## DATA ROWS

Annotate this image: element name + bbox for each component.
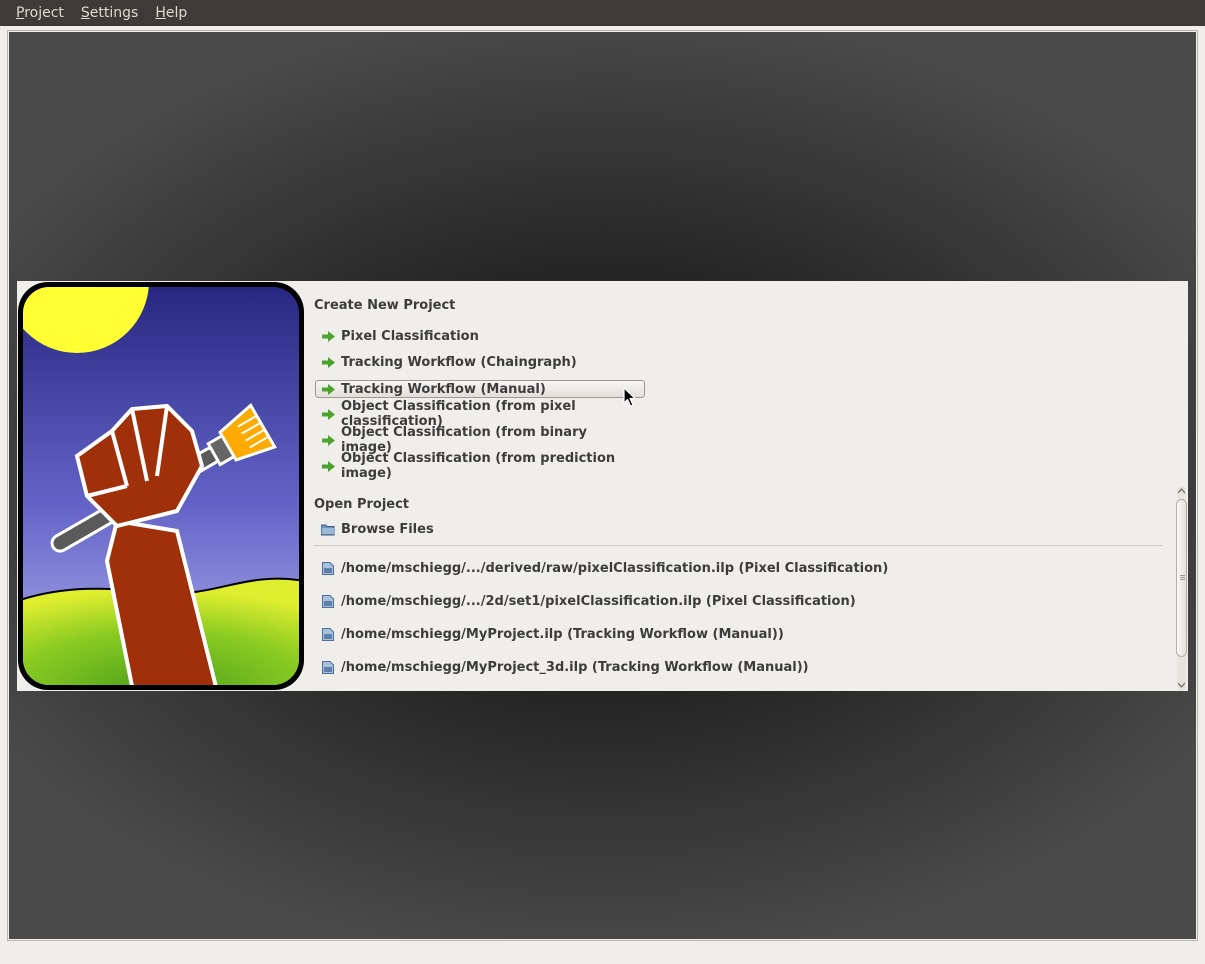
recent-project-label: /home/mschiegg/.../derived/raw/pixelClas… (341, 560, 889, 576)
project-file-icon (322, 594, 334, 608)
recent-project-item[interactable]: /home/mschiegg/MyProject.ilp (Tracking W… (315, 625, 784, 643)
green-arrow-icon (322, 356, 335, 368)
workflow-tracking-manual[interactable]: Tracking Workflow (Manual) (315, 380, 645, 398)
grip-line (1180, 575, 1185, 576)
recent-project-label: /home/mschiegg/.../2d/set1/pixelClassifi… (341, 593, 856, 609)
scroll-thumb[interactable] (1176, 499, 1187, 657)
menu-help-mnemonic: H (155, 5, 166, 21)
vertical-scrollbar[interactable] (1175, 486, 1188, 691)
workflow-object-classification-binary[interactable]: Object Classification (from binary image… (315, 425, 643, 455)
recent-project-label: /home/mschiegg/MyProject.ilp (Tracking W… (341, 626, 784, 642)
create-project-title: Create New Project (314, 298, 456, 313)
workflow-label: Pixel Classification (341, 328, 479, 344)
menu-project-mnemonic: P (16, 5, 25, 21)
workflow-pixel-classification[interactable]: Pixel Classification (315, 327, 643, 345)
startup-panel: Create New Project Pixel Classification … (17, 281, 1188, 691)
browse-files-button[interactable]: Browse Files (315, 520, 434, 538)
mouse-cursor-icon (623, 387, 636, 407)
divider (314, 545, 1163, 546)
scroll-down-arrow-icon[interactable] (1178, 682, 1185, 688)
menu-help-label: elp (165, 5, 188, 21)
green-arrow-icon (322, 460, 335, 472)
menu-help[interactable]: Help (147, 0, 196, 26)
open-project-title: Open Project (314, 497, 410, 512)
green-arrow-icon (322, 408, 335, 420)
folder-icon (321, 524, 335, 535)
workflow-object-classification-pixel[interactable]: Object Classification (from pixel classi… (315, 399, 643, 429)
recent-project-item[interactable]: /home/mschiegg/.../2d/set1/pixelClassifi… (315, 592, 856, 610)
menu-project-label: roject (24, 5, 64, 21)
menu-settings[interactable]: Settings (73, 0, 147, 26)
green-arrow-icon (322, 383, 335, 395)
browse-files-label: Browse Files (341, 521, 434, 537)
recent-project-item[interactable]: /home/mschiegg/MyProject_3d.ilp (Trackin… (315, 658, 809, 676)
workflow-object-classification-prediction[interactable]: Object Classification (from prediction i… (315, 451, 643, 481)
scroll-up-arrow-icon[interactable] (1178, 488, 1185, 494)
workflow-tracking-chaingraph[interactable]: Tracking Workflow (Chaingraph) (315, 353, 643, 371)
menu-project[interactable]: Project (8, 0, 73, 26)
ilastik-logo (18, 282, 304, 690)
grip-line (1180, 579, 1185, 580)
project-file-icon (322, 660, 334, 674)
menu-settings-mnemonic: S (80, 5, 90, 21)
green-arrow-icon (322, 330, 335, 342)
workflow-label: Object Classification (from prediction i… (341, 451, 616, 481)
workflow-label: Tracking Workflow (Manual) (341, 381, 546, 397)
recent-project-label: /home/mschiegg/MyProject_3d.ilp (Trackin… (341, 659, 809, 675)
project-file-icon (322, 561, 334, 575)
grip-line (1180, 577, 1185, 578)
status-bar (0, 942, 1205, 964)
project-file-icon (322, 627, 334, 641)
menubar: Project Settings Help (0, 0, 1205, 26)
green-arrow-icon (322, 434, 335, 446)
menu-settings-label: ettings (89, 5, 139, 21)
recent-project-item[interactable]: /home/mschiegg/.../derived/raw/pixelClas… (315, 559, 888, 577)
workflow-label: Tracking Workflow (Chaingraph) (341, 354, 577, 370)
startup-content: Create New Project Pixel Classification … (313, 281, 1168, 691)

## WHAT TO WORK ON
Please pull out the lines from the one containing "560, 889, 576)" up to and including the one containing "folder-icon (321, 524, 335, 535)", and copy them without any change.

## RESULT OF THE EXERCISE
recent-project-label: /home/mschiegg/.../derived/raw/pixelClas… (341, 560, 889, 576)
project-file-icon (322, 594, 334, 608)
recent-project-item[interactable]: /home/mschiegg/MyProject.ilp (Tracking W… (315, 625, 784, 643)
green-arrow-icon (322, 356, 335, 368)
workflow-tracking-manual[interactable]: Tracking Workflow (Manual) (315, 380, 645, 398)
grip-line (1180, 575, 1185, 576)
recent-project-label: /home/mschiegg/.../2d/set1/pixelClassifi… (341, 593, 856, 609)
scroll-thumb[interactable] (1176, 499, 1187, 657)
menu-help-mnemonic: H (155, 5, 166, 21)
vertical-scrollbar[interactable] (1175, 486, 1188, 691)
workflow-object-classification-binary[interactable]: Object Classification (from binary image… (315, 425, 643, 455)
recent-project-label: /home/mschiegg/MyProject.ilp (Tracking W… (341, 626, 784, 642)
create-project-title: Create New Project (314, 298, 456, 313)
workflow-label: Pixel Classification (341, 328, 479, 344)
menu-project-mnemonic: P (16, 5, 25, 21)
workflow-pixel-classification[interactable]: Pixel Classification (315, 327, 643, 345)
startup-panel: Create New Project Pixel Classification … (17, 281, 1188, 691)
browse-files-button[interactable]: Browse Files (315, 520, 434, 538)
mouse-cursor-icon (623, 387, 636, 407)
divider (314, 545, 1163, 546)
scroll-down-arrow-icon[interactable] (1178, 682, 1185, 688)
menu-help-label: elp (165, 5, 188, 21)
green-arrow-icon (322, 460, 335, 472)
menu-help[interactable]: Help (147, 0, 196, 26)
open-project-title: Open Project (314, 497, 410, 512)
green-arrow-icon (322, 408, 335, 420)
folder-icon (321, 524, 335, 535)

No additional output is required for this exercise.